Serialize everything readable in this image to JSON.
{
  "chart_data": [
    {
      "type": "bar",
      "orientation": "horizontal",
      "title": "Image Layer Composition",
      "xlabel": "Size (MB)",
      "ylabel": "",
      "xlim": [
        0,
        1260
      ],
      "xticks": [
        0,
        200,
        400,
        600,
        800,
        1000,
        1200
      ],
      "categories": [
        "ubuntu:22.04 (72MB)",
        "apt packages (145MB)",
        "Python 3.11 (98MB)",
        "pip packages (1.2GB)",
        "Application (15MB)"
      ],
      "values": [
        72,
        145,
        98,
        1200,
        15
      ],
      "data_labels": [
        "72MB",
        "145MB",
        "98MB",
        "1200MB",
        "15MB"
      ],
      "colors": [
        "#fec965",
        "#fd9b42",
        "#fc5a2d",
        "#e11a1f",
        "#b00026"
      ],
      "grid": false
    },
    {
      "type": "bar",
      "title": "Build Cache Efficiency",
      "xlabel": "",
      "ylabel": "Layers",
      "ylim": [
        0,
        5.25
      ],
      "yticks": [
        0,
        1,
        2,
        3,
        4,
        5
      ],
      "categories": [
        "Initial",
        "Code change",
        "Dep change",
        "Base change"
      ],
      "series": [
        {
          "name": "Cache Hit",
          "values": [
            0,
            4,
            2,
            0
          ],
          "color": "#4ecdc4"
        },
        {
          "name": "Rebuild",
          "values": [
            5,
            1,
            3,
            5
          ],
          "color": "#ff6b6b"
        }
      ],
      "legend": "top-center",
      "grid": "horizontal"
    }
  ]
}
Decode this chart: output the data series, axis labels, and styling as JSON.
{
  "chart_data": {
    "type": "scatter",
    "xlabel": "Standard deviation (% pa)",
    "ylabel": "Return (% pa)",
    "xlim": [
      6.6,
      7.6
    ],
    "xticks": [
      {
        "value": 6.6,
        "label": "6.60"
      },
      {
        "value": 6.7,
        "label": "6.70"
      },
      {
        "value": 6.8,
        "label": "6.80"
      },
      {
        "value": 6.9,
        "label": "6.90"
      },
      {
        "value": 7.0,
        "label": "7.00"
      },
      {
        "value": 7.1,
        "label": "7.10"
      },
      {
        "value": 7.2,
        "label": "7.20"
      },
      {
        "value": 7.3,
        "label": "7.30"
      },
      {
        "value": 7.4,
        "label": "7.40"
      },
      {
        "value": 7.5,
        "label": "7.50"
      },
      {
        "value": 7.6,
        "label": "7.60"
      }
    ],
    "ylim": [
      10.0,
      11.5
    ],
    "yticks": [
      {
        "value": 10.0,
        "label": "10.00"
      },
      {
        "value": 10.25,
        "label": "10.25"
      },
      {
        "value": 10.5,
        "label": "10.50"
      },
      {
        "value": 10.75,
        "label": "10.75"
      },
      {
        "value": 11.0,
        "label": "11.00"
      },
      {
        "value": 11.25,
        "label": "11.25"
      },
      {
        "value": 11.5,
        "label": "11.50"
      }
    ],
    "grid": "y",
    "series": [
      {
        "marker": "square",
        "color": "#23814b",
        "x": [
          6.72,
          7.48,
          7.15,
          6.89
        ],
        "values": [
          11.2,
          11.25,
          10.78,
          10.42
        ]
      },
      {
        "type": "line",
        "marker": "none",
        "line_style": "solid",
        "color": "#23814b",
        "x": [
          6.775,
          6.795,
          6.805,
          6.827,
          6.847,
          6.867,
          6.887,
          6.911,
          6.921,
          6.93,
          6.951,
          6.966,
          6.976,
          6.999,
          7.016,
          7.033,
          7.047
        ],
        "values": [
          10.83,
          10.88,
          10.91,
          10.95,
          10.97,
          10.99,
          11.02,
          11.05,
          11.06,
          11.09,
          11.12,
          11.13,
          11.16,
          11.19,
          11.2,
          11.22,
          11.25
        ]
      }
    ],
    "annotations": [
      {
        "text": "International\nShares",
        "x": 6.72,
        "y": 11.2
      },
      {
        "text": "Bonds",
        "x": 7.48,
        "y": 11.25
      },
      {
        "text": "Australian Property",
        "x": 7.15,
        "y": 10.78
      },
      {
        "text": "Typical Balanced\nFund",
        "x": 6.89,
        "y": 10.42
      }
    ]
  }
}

_ _ _ _ _

§ **Aim of the task**: Give a word-for-word copy of the records.

§ **Finished exercise**:
Serialize everything readable in this image to JSON.
{
  "chart_data": [
    {
      "type": "bar",
      "orientation": "horizontal",
      "title": "Image Layer Composition",
      "xlabel": "Size (MB)",
      "ylabel": "",
      "xlim": [
        0,
        1260
      ],
      "xticks": [
        0,
        200,
        400,
        600,
        800,
        1000,
        1200
      ],
      "categories": [
        "ubuntu:22.04 (72MB)",
        "apt packages (145MB)",
        "Python 3.11 (98MB)",
        "pip packages (1.2GB)",
        "Application (15MB)"
      ],
      "values": [
        72,
        145,
        98,
        1200,
        15
      ],
      "data_labels": [
        "72MB",
        "145MB",
        "98MB",
        "1200MB",
        "15MB"
      ],
      "colors": [
        "#fec965",
        "#fd9b42",
        "#fc5a2d",
        "#e11a1f",
        "#b00026"
      ],
      "grid": false
    },
    {
      "type": "bar",
      "title": "Build Cache Efficiency",
      "xlabel": "",
      "ylabel": "Layers",
      "ylim": [
        0,
        5.25
      ],
      "yticks": [
        0,
        1,
        2,
        3,
        4,
        5
      ],
      "categories": [
        "Initial",
        "Code change",
        "Dep change",
        "Base change"
      ],
      "series": [
        {
          "name": "Cache Hit",
          "values": [
            0,
            4,
            2,
            0
          ],
          "color": "#4ecdc4"
        },
        {
          "name": "Rebuild",
          "values": [
            5,
            1,
            3,
            5
          ],
          "color": "#ff6b6b"
        }
      ],
      "legend": "top-center",
      "grid": "horizontal"
    }
  ]
}
Decode this chart: output the data series, axis labels, and styling as JSON.
{
  "chart_data": {
    "type": "scatter",
    "xlabel": "Standard deviation (% pa)",
    "ylabel": "Return (% pa)",
    "xlim": [
      6.6,
      7.6
    ],
    "xticks": [
      {
        "value": 6.6,
        "label": "6.60"
      },
      {
        "value": 6.7,
        "label": "6.70"
      },
      {
        "value": 6.8,
        "label": "6.80"
      },
      {
        "value": 6.9,
        "label": "6.90"
      },
      {
        "value": 7.0,
        "label": "7.00"
      },
      {
        "value": 7.1,
        "label": "7.10"
      },
      {
        "value": 7.2,
        "label": "7.20"
      },
      {
        "value": 7.3,
        "label": "7.30"
      },
      {
        "value": 7.4,
        "label": "7.40"
      },
      {
        "value": 7.5,
        "label": "7.50"
      },
      {
        "value": 7.6,
        "label": "7.60"
      }
    ],
    "ylim": [
      10.0,
      11.5
    ],
    "yticks": [
      {
        "value": 10.0,
        "label": "10.00"
      },
      {
        "value": 10.25,
        "label": "10.25"
      },
      {
        "value": 10.5,
        "label": "10.50"
      },
      {
        "value": 10.75,
        "label": "10.75"
      },
      {
        "value": 11.0,
        "label": "11.00"
      },
      {
        "value": 11.25,
        "label": "11.25"
      },
      {
        "value": 11.5,
        "label": "11.50"
      }
    ],
    "grid": "y",
    "series": [
      {
        "marker": "square",
        "color": "#23814b",
        "x": [
          6.72,
          7.48,
          7.15,
          6.89
        ],
        "values": [
          11.2,
          11.25,
          10.78,
          10.42
        ]
      },
      {
        "type": "line",
        "marker": "none",
        "line_style": "solid",
        "color": "#23814b",
        "x": [
          6.775,
          6.795,
          6.805,
          6.827,
          6.847,
          6.867,
          6.887,
          6.911,
          6.921,
          6.93,
          6.951,
          6.966,
          6.976,
          6.999,
          7.016,
          7.033,
          7.047
        ],
        "values": [
          10.83,
          10.88,
          10.91,
          10.95,
          10.97,
          10.99,
          11.02,
          11.05,
          11.06,
          11.09,
          11.12,
          11.13,
          11.16,
          11.19,
          11.2,
          11.22,
          11.25
        ]
      }
    ],
    "annotations": [
      {
        "text": "International\nShares",
        "x": 6.72,
        "y": 11.2
      },
      {
        "text": "Bonds",
        "x": 7.48,
        "y": 11.25
      },
      {
        "text": "Australian Property",
        "x": 7.15,
        "y": 10.78
      },
      {
        "text": "Typical Balanced\nFund",
        "x": 6.89,
        "y": 10.42
      }
    ]
  }
}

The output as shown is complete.